* _What this task involves_: Go through the material below and copy all lines with "caption".

(Part of a data file)
◇ ◇ ◇ ◇ ◇
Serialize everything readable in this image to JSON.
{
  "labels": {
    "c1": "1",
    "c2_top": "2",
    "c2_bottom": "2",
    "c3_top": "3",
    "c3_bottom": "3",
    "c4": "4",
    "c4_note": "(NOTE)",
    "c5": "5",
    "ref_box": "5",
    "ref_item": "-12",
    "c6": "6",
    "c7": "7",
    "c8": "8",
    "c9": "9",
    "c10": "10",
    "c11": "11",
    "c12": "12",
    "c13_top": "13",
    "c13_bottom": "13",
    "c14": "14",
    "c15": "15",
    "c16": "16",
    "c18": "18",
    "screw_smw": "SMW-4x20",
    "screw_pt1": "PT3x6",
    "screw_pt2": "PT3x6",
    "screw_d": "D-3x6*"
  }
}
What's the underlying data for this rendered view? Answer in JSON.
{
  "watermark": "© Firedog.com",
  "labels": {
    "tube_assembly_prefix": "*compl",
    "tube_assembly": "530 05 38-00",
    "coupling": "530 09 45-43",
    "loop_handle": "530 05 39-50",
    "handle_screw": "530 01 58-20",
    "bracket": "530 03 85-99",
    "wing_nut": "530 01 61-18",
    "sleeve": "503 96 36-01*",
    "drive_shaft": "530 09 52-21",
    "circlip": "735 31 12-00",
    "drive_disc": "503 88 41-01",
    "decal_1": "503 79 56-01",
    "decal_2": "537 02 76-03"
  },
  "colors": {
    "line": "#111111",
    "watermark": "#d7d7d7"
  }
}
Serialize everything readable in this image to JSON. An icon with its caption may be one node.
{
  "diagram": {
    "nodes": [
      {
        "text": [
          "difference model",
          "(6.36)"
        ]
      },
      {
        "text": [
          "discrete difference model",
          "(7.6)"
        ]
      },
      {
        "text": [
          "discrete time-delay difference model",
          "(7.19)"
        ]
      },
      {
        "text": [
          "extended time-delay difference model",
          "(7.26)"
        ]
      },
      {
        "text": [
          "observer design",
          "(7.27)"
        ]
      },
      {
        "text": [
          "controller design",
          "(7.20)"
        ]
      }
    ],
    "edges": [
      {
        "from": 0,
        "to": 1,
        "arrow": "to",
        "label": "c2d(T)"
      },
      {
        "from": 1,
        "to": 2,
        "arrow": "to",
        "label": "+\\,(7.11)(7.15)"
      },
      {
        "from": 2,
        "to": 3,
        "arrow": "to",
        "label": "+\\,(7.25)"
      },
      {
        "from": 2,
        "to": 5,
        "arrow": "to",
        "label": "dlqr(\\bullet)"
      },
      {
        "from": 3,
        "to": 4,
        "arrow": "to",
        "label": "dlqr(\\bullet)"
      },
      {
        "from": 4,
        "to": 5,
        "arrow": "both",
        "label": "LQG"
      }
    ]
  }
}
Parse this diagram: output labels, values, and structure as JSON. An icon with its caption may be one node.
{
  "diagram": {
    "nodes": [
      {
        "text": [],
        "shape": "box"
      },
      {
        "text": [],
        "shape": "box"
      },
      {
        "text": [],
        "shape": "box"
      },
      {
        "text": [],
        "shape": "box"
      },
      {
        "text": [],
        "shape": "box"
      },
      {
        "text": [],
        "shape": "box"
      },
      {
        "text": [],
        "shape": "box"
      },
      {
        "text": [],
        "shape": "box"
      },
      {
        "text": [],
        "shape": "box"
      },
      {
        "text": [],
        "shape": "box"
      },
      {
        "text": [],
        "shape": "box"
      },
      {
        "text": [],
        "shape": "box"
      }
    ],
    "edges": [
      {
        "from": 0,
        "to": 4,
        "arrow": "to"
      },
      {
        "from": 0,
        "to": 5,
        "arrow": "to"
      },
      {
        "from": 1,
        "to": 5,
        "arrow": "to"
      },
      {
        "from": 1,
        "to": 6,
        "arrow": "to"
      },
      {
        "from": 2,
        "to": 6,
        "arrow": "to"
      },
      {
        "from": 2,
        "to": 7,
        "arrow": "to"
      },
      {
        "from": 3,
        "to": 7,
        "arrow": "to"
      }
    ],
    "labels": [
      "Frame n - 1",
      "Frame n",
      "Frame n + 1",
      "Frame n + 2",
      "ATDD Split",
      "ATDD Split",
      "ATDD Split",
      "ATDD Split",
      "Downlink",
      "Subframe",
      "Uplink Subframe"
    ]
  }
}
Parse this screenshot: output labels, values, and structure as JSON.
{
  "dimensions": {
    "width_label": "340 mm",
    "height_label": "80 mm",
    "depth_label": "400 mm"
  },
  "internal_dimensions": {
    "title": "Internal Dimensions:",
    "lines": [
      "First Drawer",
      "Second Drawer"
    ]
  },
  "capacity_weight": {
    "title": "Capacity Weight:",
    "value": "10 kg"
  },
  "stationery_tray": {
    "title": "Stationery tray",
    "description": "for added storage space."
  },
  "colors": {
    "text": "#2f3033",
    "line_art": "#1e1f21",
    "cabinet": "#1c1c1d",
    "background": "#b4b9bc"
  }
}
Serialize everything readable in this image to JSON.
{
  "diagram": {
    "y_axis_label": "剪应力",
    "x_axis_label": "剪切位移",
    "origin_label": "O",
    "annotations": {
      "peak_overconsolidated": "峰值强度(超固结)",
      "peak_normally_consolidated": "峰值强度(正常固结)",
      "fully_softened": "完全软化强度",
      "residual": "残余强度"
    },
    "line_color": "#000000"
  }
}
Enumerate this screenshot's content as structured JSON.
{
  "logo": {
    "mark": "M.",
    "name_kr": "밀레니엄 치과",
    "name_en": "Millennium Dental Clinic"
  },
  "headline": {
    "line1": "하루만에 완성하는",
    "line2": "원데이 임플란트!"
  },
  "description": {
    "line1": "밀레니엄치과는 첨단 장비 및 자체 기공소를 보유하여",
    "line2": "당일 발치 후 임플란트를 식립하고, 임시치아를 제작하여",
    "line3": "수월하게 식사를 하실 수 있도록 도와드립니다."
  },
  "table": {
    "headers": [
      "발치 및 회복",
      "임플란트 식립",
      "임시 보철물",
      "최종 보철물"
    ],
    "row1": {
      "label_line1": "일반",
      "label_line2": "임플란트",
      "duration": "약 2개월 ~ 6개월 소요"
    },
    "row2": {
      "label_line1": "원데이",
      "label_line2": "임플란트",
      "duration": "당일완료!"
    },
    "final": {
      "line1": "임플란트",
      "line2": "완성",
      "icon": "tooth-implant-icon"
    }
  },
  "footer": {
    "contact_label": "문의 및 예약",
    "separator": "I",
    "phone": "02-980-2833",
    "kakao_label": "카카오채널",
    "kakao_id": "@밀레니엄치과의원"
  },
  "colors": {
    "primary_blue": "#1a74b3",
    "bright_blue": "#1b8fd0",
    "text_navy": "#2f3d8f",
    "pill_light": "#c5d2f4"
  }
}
◇ ◇ ◇ ◇ ◇
* _Written solution_:
Serialize everything readable in this image to JSON. An icon with its caption may be one node.
Parse this diagram: output labels, values, and structure as JSON. An icon with its caption may be one node.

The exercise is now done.